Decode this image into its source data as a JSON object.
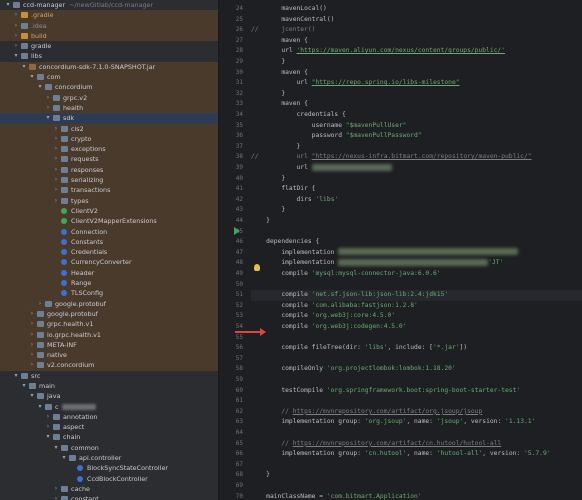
{
  "project_tree": {
    "rows": [
      {
        "indent": 0,
        "twist": "▾",
        "icon": "folder",
        "label": "ccd-manager",
        "suffix": "~/newGitlab/ccd-manager",
        "highlight": false
      },
      {
        "indent": 1,
        "twist": "›",
        "icon": "folder-orange",
        "label": ".gradle",
        "color": "orange",
        "highlight": true
      },
      {
        "indent": 1,
        "twist": "›",
        "icon": "folder",
        "label": ".idea",
        "color": "dim",
        "highlight": true
      },
      {
        "indent": 1,
        "twist": "›",
        "icon": "folder-orange",
        "label": "build",
        "color": "orange",
        "highlight": true
      },
      {
        "indent": 1,
        "twist": "›",
        "icon": "folder",
        "label": "gradle",
        "highlight": false
      },
      {
        "indent": 1,
        "twist": "▾",
        "icon": "folder",
        "label": "libs",
        "highlight": false
      },
      {
        "indent": 2,
        "twist": "▾",
        "icon": "jar",
        "label": "concordium-sdk-7.1.0-SNAPSHOT.jar",
        "highlight": true
      },
      {
        "indent": 3,
        "twist": "▾",
        "icon": "pkg",
        "label": "com",
        "highlight": true
      },
      {
        "indent": 4,
        "twist": "▾",
        "icon": "pkg",
        "label": "concordium",
        "highlight": true
      },
      {
        "indent": 5,
        "twist": "›",
        "icon": "pkg",
        "label": "grpc.v2",
        "highlight": true
      },
      {
        "indent": 5,
        "twist": "›",
        "icon": "pkg",
        "label": "health",
        "highlight": true
      },
      {
        "indent": 5,
        "twist": "▾",
        "icon": "pkg",
        "label": "sdk",
        "highlight": false,
        "selected": true
      },
      {
        "indent": 6,
        "twist": "›",
        "icon": "pkg",
        "label": "cis2",
        "highlight": true
      },
      {
        "indent": 6,
        "twist": "›",
        "icon": "pkg",
        "label": "crypto",
        "highlight": true
      },
      {
        "indent": 6,
        "twist": "›",
        "icon": "pkg",
        "label": "exceptions",
        "highlight": true
      },
      {
        "indent": 6,
        "twist": "›",
        "icon": "pkg",
        "label": "requests",
        "highlight": true
      },
      {
        "indent": 6,
        "twist": "›",
        "icon": "pkg",
        "label": "responses",
        "highlight": true
      },
      {
        "indent": 6,
        "twist": "›",
        "icon": "pkg",
        "label": "serializing",
        "highlight": true
      },
      {
        "indent": 6,
        "twist": "›",
        "icon": "pkg",
        "label": "transactions",
        "highlight": true
      },
      {
        "indent": 6,
        "twist": "›",
        "icon": "pkg",
        "label": "types",
        "highlight": true
      },
      {
        "indent": 6,
        "twist": "",
        "icon": "class-green",
        "label": "ClientV2",
        "highlight": true
      },
      {
        "indent": 6,
        "twist": "",
        "icon": "class-green",
        "label": "ClientV2MapperExtensions",
        "highlight": true
      },
      {
        "indent": 6,
        "twist": "",
        "icon": "class",
        "label": "Connection",
        "highlight": true
      },
      {
        "indent": 6,
        "twist": "",
        "icon": "class",
        "label": "Constants",
        "highlight": true
      },
      {
        "indent": 6,
        "twist": "",
        "icon": "class",
        "label": "Credentials",
        "highlight": true
      },
      {
        "indent": 6,
        "twist": "",
        "icon": "class",
        "label": "CurrencyConverter",
        "highlight": true
      },
      {
        "indent": 6,
        "twist": "",
        "icon": "class",
        "label": "Header",
        "highlight": true
      },
      {
        "indent": 6,
        "twist": "",
        "icon": "class",
        "label": "Range",
        "highlight": true
      },
      {
        "indent": 6,
        "twist": "",
        "icon": "class",
        "label": "TLSConfig",
        "highlight": true
      },
      {
        "indent": 4,
        "twist": "›",
        "icon": "pkg",
        "label": "google.protobuf",
        "highlight": true
      },
      {
        "indent": 3,
        "twist": "›",
        "icon": "pkg",
        "label": "google.protobuf",
        "highlight": true
      },
      {
        "indent": 3,
        "twist": "›",
        "icon": "pkg",
        "label": "grpc.health.v1",
        "highlight": true
      },
      {
        "indent": 3,
        "twist": "›",
        "icon": "pkg",
        "label": "io.grpc.health.v1",
        "highlight": true
      },
      {
        "indent": 3,
        "twist": "›",
        "icon": "folder",
        "label": "META-INF",
        "highlight": true
      },
      {
        "indent": 3,
        "twist": "›",
        "icon": "pkg",
        "label": "native",
        "highlight": true
      },
      {
        "indent": 3,
        "twist": "›",
        "icon": "pkg",
        "label": "v2.concordium",
        "highlight": true
      },
      {
        "indent": 1,
        "twist": "▾",
        "icon": "folder",
        "label": "src",
        "highlight": false
      },
      {
        "indent": 2,
        "twist": "▾",
        "icon": "folder",
        "label": "main",
        "highlight": false
      },
      {
        "indent": 3,
        "twist": "▾",
        "icon": "folder",
        "label": "java",
        "highlight": false
      },
      {
        "indent": 4,
        "twist": "▾",
        "icon": "pkg",
        "label": "c",
        "blurred": true,
        "highlight": false
      },
      {
        "indent": 5,
        "twist": "›",
        "icon": "pkg",
        "label": "annotation",
        "highlight": false
      },
      {
        "indent": 5,
        "twist": "›",
        "icon": "pkg",
        "label": "aspect",
        "highlight": false
      },
      {
        "indent": 5,
        "twist": "▾",
        "icon": "pkg",
        "label": "chain",
        "highlight": false
      },
      {
        "indent": 6,
        "twist": "▾",
        "icon": "pkg",
        "label": "common",
        "highlight": false
      },
      {
        "indent": 7,
        "twist": "▾",
        "icon": "pkg",
        "label": "api.controller",
        "highlight": false
      },
      {
        "indent": 8,
        "twist": "",
        "icon": "class",
        "label": "BlockSyncStateController",
        "highlight": false
      },
      {
        "indent": 8,
        "twist": "",
        "icon": "class",
        "label": "CcdBlockController",
        "highlight": false
      },
      {
        "indent": 6,
        "twist": "›",
        "icon": "pkg",
        "label": "cache",
        "highlight": false
      },
      {
        "indent": 6,
        "twist": "›",
        "icon": "pkg",
        "label": "constant",
        "highlight": false
      }
    ]
  },
  "editor": {
    "lines": [
      {
        "n": "24",
        "html": "        mavenLocal()"
      },
      {
        "n": "25",
        "html": "        mavenCentral()"
      },
      {
        "n": "26",
        "html": "//      jcenter()",
        "cls": "cm"
      },
      {
        "n": "27",
        "html": "        maven {"
      },
      {
        "n": "28",
        "parts": [
          [
            "        url ",
            ""
          ],
          [
            "'https://maven.aliyun.com/nexus/content/groups/public/'",
            "link"
          ]
        ]
      },
      {
        "n": "29",
        "html": "        }"
      },
      {
        "n": "30",
        "html": "        maven {"
      },
      {
        "n": "31",
        "parts": [
          [
            "            url ",
            ""
          ],
          [
            "\"https://repo.spring.io/libs-milestone\"",
            "link"
          ]
        ]
      },
      {
        "n": "32",
        "html": "        }"
      },
      {
        "n": "33",
        "html": "        maven {"
      },
      {
        "n": "34",
        "html": "            credentials {"
      },
      {
        "n": "35",
        "parts": [
          [
            "                username ",
            ""
          ],
          [
            "\"$mavenPullUser\"",
            "str"
          ]
        ]
      },
      {
        "n": "36",
        "parts": [
          [
            "                password ",
            ""
          ],
          [
            "\"$mavenPullPassword\"",
            "str"
          ]
        ]
      },
      {
        "n": "37",
        "html": "            }"
      },
      {
        "n": "38",
        "parts": [
          [
            "//          url ",
            "cm"
          ],
          [
            "\"https://nexus-infra.bitmart.com/repository/maven-public/\"",
            "cmlink"
          ]
        ]
      },
      {
        "n": "39",
        "parts": [
          [
            "            url ",
            ""
          ]
        ],
        "blur": 80
      },
      {
        "n": "40",
        "html": "        }"
      },
      {
        "n": "41",
        "html": "        flatDir {"
      },
      {
        "n": "42",
        "parts": [
          [
            "            dirs ",
            ""
          ],
          [
            "'libs'",
            "str"
          ]
        ]
      },
      {
        "n": "43",
        "html": "        }"
      },
      {
        "n": "44",
        "html": "    }"
      },
      {
        "n": "45",
        "html": ""
      },
      {
        "n": "46",
        "html": "    dependencies {"
      },
      {
        "n": "47",
        "parts": [
          [
            "        implementation ",
            ""
          ]
        ],
        "blur": 180
      },
      {
        "n": "48",
        "parts": [
          [
            "        implementation ",
            ""
          ]
        ],
        "blur": 150,
        "tail": "'JT'"
      },
      {
        "n": "49",
        "parts": [
          [
            "        compile ",
            ""
          ],
          [
            "'mysql:mysql-connector-java:6.0.6'",
            "str"
          ]
        ]
      },
      {
        "n": "50",
        "html": ""
      },
      {
        "n": "51",
        "parts": [
          [
            "        compile ",
            ""
          ],
          [
            "'net.sf.json-lib:json-lib:2.4:jdk15'",
            "str"
          ]
        ],
        "current": true
      },
      {
        "n": "52",
        "parts": [
          [
            "        compile ",
            ""
          ],
          [
            "'com.alibaba:fastjson:1.2.8'",
            "str"
          ]
        ]
      },
      {
        "n": "53",
        "parts": [
          [
            "        compile ",
            ""
          ],
          [
            "'org.web3j:core:4.5.0'",
            "str"
          ]
        ]
      },
      {
        "n": "54",
        "parts": [
          [
            "        compile ",
            ""
          ],
          [
            "'org.web3j:codegen:4.5.0'",
            "str"
          ]
        ]
      },
      {
        "n": "55",
        "html": ""
      },
      {
        "n": "56",
        "parts": [
          [
            "        compile fileTree(dir: ",
            ""
          ],
          [
            "'libs'",
            "str"
          ],
          [
            ", include: [",
            ""
          ],
          [
            "'*.jar'",
            "str"
          ],
          [
            "])",
            ""
          ]
        ]
      },
      {
        "n": "57",
        "html": ""
      },
      {
        "n": "58",
        "parts": [
          [
            "        compileOnly ",
            ""
          ],
          [
            "'org.projectlombok:lombok:1.18.20'",
            "str"
          ]
        ]
      },
      {
        "n": "59",
        "html": ""
      },
      {
        "n": "60",
        "parts": [
          [
            "        testCompile ",
            ""
          ],
          [
            "'org.springframework.boot:spring-boot-starter-test'",
            "str"
          ]
        ]
      },
      {
        "n": "61",
        "html": ""
      },
      {
        "n": "62",
        "parts": [
          [
            "        // ",
            "cm"
          ],
          [
            "https://mvnrepository.com/artifact/org.jsoup/jsoup",
            "cmlink"
          ]
        ]
      },
      {
        "n": "63",
        "parts": [
          [
            "        implementation group: ",
            ""
          ],
          [
            "'org.jsoup'",
            "str"
          ],
          [
            ", name: ",
            ""
          ],
          [
            "'jsoup'",
            "str"
          ],
          [
            ", version: ",
            ""
          ],
          [
            "'1.13.1'",
            "str"
          ]
        ]
      },
      {
        "n": "64",
        "html": ""
      },
      {
        "n": "65",
        "parts": [
          [
            "        // ",
            "cm"
          ],
          [
            "https://mvnrepository.com/artifact/cn.hutool/hutool-all",
            "cmlink"
          ]
        ]
      },
      {
        "n": "66",
        "parts": [
          [
            "        implementation group: ",
            ""
          ],
          [
            "'cn.hutool'",
            "str"
          ],
          [
            ", name: ",
            ""
          ],
          [
            "'hutool-all'",
            "str"
          ],
          [
            ", version: ",
            ""
          ],
          [
            "'5.7.9'",
            "str"
          ]
        ]
      },
      {
        "n": "67",
        "html": ""
      },
      {
        "n": "68",
        "html": "    }"
      },
      {
        "n": "69",
        "html": ""
      },
      {
        "n": "70",
        "parts": [
          [
            "    mainClassName",
            ""
          ],
          [
            " = ",
            ""
          ],
          [
            "'com.bitmart.Application'",
            "str"
          ]
        ]
      }
    ]
  }
}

• **GIVEN REQUEST**: Identify the lines that hold the word "manager". Copy every one of them.

• **EXERCISE RESPONSE**:
        "label": "ccd-manager",
        "suffix": "~/newGitlab/ccd-manager",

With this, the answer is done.